(Recorded data)
>>>>
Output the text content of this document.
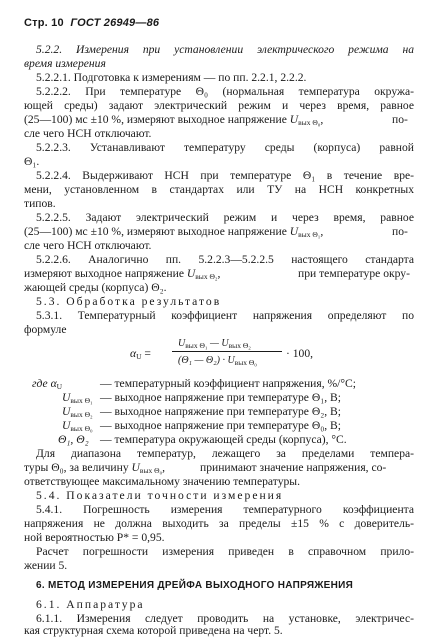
Стр. 10 ГОСТ 26949—86
5.2.2. Измерения при установлении электрического режима на
время измерения
5.2.2.1. Подготовка к измерениям — по пп. 2.2.1, 2.2.2.
5.2.2.2. При температуре Θ₀ (нормальная температура окружа-
ющей среды) задают электрический режим и через время, равное
(25—100) мс ±10 %, измеряют выходное напряжение $U_{вых \Theta_0}$,	по-
сле чего НСН отключают.
5.2.2.3. Устанавливают температуру среды (корпуса) равной
Θ₁.
5.2.2.4. Выдерживают НСН при температуре Θ₁ в течение вре-
мени, установленном в стандартах или ТУ на НСН конкретных
типов.
5.2.2.5. Задают электрический режим и через время, равное
(25—100) мс ±10 %, измеряют выходное напряжение $U_{вых \Theta_1}$,	по-
сле чего НСН отключают.
5.2.2.6. Аналогично пп. 5.2.2.3—5.2.2.5 настоящего стандарта
измеряют выходное напряжение $U_{вых \Theta_2}$,	при температуре окру-
жающей среды (корпуса) Θ₂.
5.3. Обработка результатов
5.3.1. Температурный коэффициент напряжения определяют по
формуле
$\alpha_U$ =
$U_{вых \Theta_1}$ — $U_{вых \Theta_2}$
(Θ₁ — $\Theta_2) \cdot U_{вых \Theta_0}$
· 100,
где $\alpha_U$	— температурный коэффициент напряжения, %/°C;
$U_{вых \Theta_1}$ — выходное напряжение при температуре Θ₁, В;
$U_{вых \Theta_2}$ — выходное напряжение при температуре Θ₂, В;
$U_{вых \Theta_0}$ — выходное напряжение при температуре Θ₀, В;
Θ₁, Θ₂ — температура окружающей среды (корпуса), °C.
Для диапазона температур, лежащего за пределами темпера-
туры Θ₀, за величину $U_{вых \Theta_0}$,	принимают значение напряжения, со-
ответствующее максимальному значению температуры.
5.4. Показатели точности измерения
5.4.1. Погрешность измерения температурного коэффициента
напряжения не должна выходить за пределы ±15 % с доверитель-
ной вероятностью P* = 0,95.
Расчет погрешности измерения приведен в справочном прило-
жении 5.
6. МЕТОД ИЗМЕРЕНИЯ ДРЕЙФА ВЫХОДНОГО НАПРЯЖЕНИЯ
6.1. Аппаратура
6.1.1. Измерения следует проводить на установке, электричес-
кая структурная схема которой приведена на черт. 5.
<<<<
* Given instruction: Of the lines above, how many hold the string "температура"? Answer with only the number.

* Written solution: 2